[Do this]
In the forum thread on vocalist stage risers below, what nickname does GunpointMetal say they jokingly use for such risers?

[Supplied passage]
:::::

# Vocalist stage risers? - what is peeps using?



## lewis (Aug 31, 2018)

Is there anything that can be bought to do this job?.
Needs to be a cuboid shape and strong enough to support 2 vocalists at the same time.

Was thinking about an elaborate one where our band logo is glowing from it. I have messaged a metal fabricators but i wondered if there are made for the job products already out there?.
(Google isnt helping me)

Cheers everyone


----------



## GunpointMetal (Aug 31, 2018)

Every one I've ever seen has been custom-made/home-made. Unless you're playing on the floor somewhere or you have a smoke fountain or something hiding in it, they always seem kinda silly to me. We jokingly call them "ego boxes".


----------



## buriedoutback (Aug 31, 2018)

any time i remember seeing them used, they looked pretty diy to me. painted wooden box, some with lights wired inside it. you can use the box to store gear for traveling, then flip it upside down for use as a riser. shouldn't be too difficult to make one pretty cheap with some led strips, etc.


----------



## erdiablo666 (Aug 31, 2018)

I've seen some out here in the hardware stores. It's what drywallers and tapers use to work on when they need extra height to reach a ceiling for example. I don't know the official name for them though...

When I say Whitechapel I swear Ben Savage was using one of them from the hardware store.


----------



## IGC (Sep 1, 2018)

Wanna say upside down shopping cart with un needed stuff cut off add lights etc


----------



## lewis (Sep 2, 2018)

GunpointMetal said:


> Every one I've ever seen has been custom-made/home-made. Unless you're playing on the floor somewhere or you have a smoke fountain or something hiding in it, they always seem kinda silly to me. We jokingly call them "ego boxes".


an absolute slew of venues ive played and got access too at this early stage in my bands gig life, are stages or designs where risers for vocalists are a necessity rather than an ego thing.

:::::

[Element position data]
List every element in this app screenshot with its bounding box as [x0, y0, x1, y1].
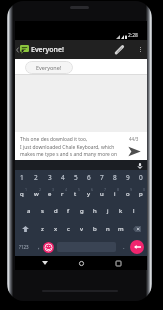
staticText: 8 — [113, 173, 117, 182]
button[interactable]: 8 — [108, 170, 121, 184]
button[interactable]: r — [56, 184, 69, 202]
staticText: t — [74, 190, 77, 198]
staticText: 4 — [61, 173, 65, 182]
button[interactable]: , — [35, 238, 43, 256]
staticText: w — [34, 190, 39, 198]
button[interactable]: m — [114, 220, 127, 238]
staticText: 9 — [130, 187, 133, 192]
staticText: y — [87, 190, 91, 198]
button[interactable]: f — [62, 202, 75, 220]
staticText: 1 — [25, 187, 28, 192]
staticText: 4 — [65, 187, 68, 192]
button[interactable]: 3 — [43, 170, 56, 184]
button[interactable]: Home — [74, 256, 88, 270]
button[interactable]: v — [75, 220, 88, 238]
staticText: u — [100, 190, 104, 198]
button[interactable]: l — [127, 202, 140, 220]
staticText: n — [106, 225, 110, 233]
staticText: 44/3 — [129, 136, 139, 142]
staticText: a — [27, 207, 31, 215]
button[interactable]: s — [36, 202, 49, 220]
staticText: r — [61, 190, 64, 198]
button[interactable]: x — [49, 220, 62, 238]
staticText: g — [80, 207, 84, 215]
staticText: i — [114, 190, 116, 198]
button[interactable]: b — [88, 220, 101, 238]
staticText: This one des download it too, I just dow… — [20, 136, 121, 157]
staticText: q — [20, 190, 24, 198]
button[interactable]: y — [82, 184, 95, 202]
button[interactable]: 6 — [82, 170, 95, 184]
button[interactable]: j — [101, 202, 114, 220]
staticText: f — [67, 207, 70, 215]
staticText: v — [80, 225, 84, 233]
staticText: b — [93, 225, 97, 233]
staticText: 1 — [20, 173, 24, 182]
staticText: d — [54, 207, 58, 215]
button[interactable]: Attach — [104, 40, 134, 59]
button[interactable]: Back — [38, 256, 52, 270]
staticText: z — [41, 225, 44, 233]
staticText: s — [41, 207, 44, 215]
button[interactable]: Enter — [130, 240, 144, 254]
button[interactable]: e — [43, 184, 56, 202]
button[interactable]: p — [134, 184, 147, 202]
staticText: 0 — [139, 173, 143, 182]
staticText: 7 — [100, 173, 104, 182]
button[interactable]: Voice input — [135, 161, 144, 170]
staticText: 6 — [87, 173, 91, 182]
button[interactable]: h — [88, 202, 101, 220]
staticText: k — [119, 207, 123, 215]
button[interactable]: Send — [121, 142, 147, 160]
staticText: p — [139, 190, 143, 198]
button[interactable]: i — [108, 184, 121, 202]
staticText: 5 — [74, 173, 78, 182]
button[interactable]: w — [29, 184, 43, 202]
button[interactable]: 5 — [69, 170, 82, 184]
button[interactable]: u — [95, 184, 108, 202]
button[interactable]: Backspace — [127, 220, 147, 238]
button[interactable]: 0 — [134, 170, 147, 184]
staticText: h — [93, 207, 97, 215]
staticText: 5 — [78, 187, 81, 192]
staticText: 2:28 — [128, 32, 138, 39]
button[interactable]: Everyone! — [25, 61, 73, 74]
button[interactable]: Emoji — [43, 242, 54, 253]
button[interactable]: d — [49, 202, 62, 220]
button[interactable]: ?123 — [19, 238, 29, 256]
button[interactable]: c — [62, 220, 75, 238]
staticText: 7 — [104, 187, 107, 192]
button[interactable]: n — [101, 220, 114, 238]
staticText: c — [67, 225, 70, 233]
staticText: m — [118, 225, 124, 233]
staticText: 8 — [117, 187, 120, 192]
button[interactable]: Navigate up — [15, 40, 20, 59]
button[interactable]: Recent apps — [111, 256, 125, 270]
button[interactable]: g — [75, 202, 88, 220]
staticText: j — [107, 207, 109, 215]
button[interactable]: Shift — [15, 220, 35, 238]
staticText: 6 — [91, 187, 94, 192]
button[interactable]: . — [120, 238, 128, 256]
staticText: 3 — [52, 187, 55, 192]
button[interactable]: More options — [134, 40, 146, 59]
staticText: e — [48, 190, 52, 198]
button[interactable]: 4 — [56, 170, 69, 184]
button[interactable]: 7 — [95, 170, 108, 184]
staticText: o — [126, 190, 130, 198]
button[interactable]: a — [22, 202, 36, 220]
button[interactable]: z — [35, 220, 49, 238]
button[interactable]: q — [15, 184, 29, 202]
button[interactable]: t — [69, 184, 82, 202]
button[interactable]: k — [114, 202, 127, 220]
staticText: Everyone! — [36, 64, 62, 71]
staticText: 9 — [126, 173, 130, 182]
staticText: . — [123, 243, 125, 251]
staticText: l — [133, 207, 135, 215]
button[interactable]: 2 — [29, 170, 43, 184]
button[interactable]: 1 — [15, 170, 29, 184]
button[interactable]: 9 — [121, 170, 134, 184]
staticText: x — [54, 225, 58, 233]
button[interactable]: o — [121, 184, 134, 202]
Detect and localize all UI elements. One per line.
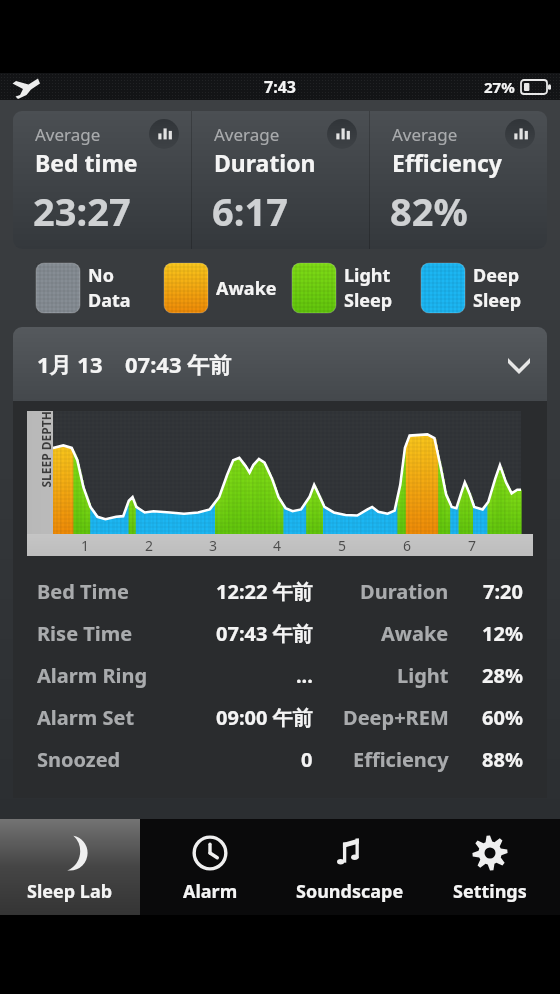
- staticText: Efficiency: [392, 147, 502, 178]
- staticText: 0: [301, 746, 313, 773]
- staticText: Awake: [381, 620, 449, 647]
- button[interactable]: Chart: [327, 119, 357, 149]
- staticText: Light: [397, 662, 449, 689]
- staticText: 1: [81, 536, 90, 555]
- staticText: Duration: [360, 578, 449, 605]
- staticText: Efficiency: [353, 746, 449, 773]
- button[interactable]: Rise Time: [37, 612, 523, 654]
- staticText: 23:27: [33, 185, 131, 237]
- button[interactable]: Deep Sleep: [421, 263, 550, 313]
- staticText: Alarm: [183, 879, 238, 904]
- staticText: 2: [145, 536, 154, 555]
- staticText: Settings: [453, 879, 527, 904]
- button[interactable]: No Data: [36, 263, 164, 313]
- staticText: Duration: [214, 147, 316, 178]
- staticText: 1月 13: [37, 349, 103, 379]
- staticText: 12:22 午前: [216, 578, 313, 605]
- staticText: 3: [209, 536, 218, 555]
- button[interactable]: Alarm Set: [37, 696, 523, 738]
- staticText: 6: [403, 536, 412, 555]
- staticText: SLEEP DEPTH: [38, 410, 54, 488]
- staticText: ...: [296, 662, 313, 689]
- staticText: Bed time: [35, 147, 138, 178]
- staticText: 60%: [463, 704, 523, 731]
- staticText: 28%: [463, 662, 523, 689]
- staticText: 7:43: [264, 76, 296, 98]
- staticText: Sleep Lab: [27, 879, 113, 904]
- staticText: Alarm Ring: [37, 662, 148, 689]
- staticText: Alarm Set: [37, 704, 135, 731]
- staticText: 7: [468, 536, 477, 555]
- staticText: 6:17: [212, 185, 288, 237]
- staticText: 27%: [484, 77, 515, 97]
- staticText: No Data: [88, 263, 131, 313]
- staticText: Bed Time: [37, 578, 130, 605]
- staticText: Rise Time: [37, 620, 133, 647]
- button[interactable]: Snoozed: [37, 738, 523, 780]
- staticText: 5: [338, 536, 347, 555]
- button[interactable]: Settings: [420, 819, 560, 915]
- staticText: Average: [392, 123, 458, 146]
- button[interactable]: Average: [13, 111, 191, 249]
- button[interactable]: Alarm Ring: [37, 654, 523, 696]
- button[interactable]: Chart: [149, 119, 179, 149]
- staticText: Snoozed: [37, 746, 121, 773]
- staticText: 4: [273, 536, 282, 555]
- staticText: 88%: [463, 746, 523, 773]
- button[interactable]: 1月 13: [13, 327, 547, 401]
- staticText: Awake: [216, 276, 277, 301]
- button[interactable]: Average: [192, 111, 369, 249]
- button[interactable]: Average: [370, 111, 547, 249]
- button[interactable]: Alarm: [140, 819, 280, 915]
- staticText: 82%: [390, 185, 468, 237]
- staticText: 7:20: [463, 578, 523, 605]
- button[interactable]: Awake: [164, 263, 292, 313]
- button[interactable]: Chart: [505, 119, 535, 149]
- other: Collapse: [499, 344, 539, 384]
- staticText: 07:43 午前: [216, 620, 313, 647]
- staticText: Deep+REM: [343, 704, 449, 731]
- button[interactable]: Sleep Lab: [0, 819, 140, 915]
- button[interactable]: Soundscape: [280, 819, 420, 915]
- staticText: 09:00 午前: [216, 704, 313, 731]
- staticText: 07:43 午前: [125, 349, 232, 379]
- staticText: Deep Sleep: [473, 263, 522, 313]
- staticText: Average: [35, 123, 101, 146]
- staticText: 12%: [463, 620, 523, 647]
- staticText: Average: [214, 123, 280, 146]
- staticText: Light Sleep: [344, 263, 393, 313]
- button[interactable]: Bed Time: [37, 570, 523, 612]
- staticText: Soundscape: [296, 879, 404, 904]
- button[interactable]: Light Sleep: [292, 263, 421, 313]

:::::

[Output of the exercise]
"Ego boxes."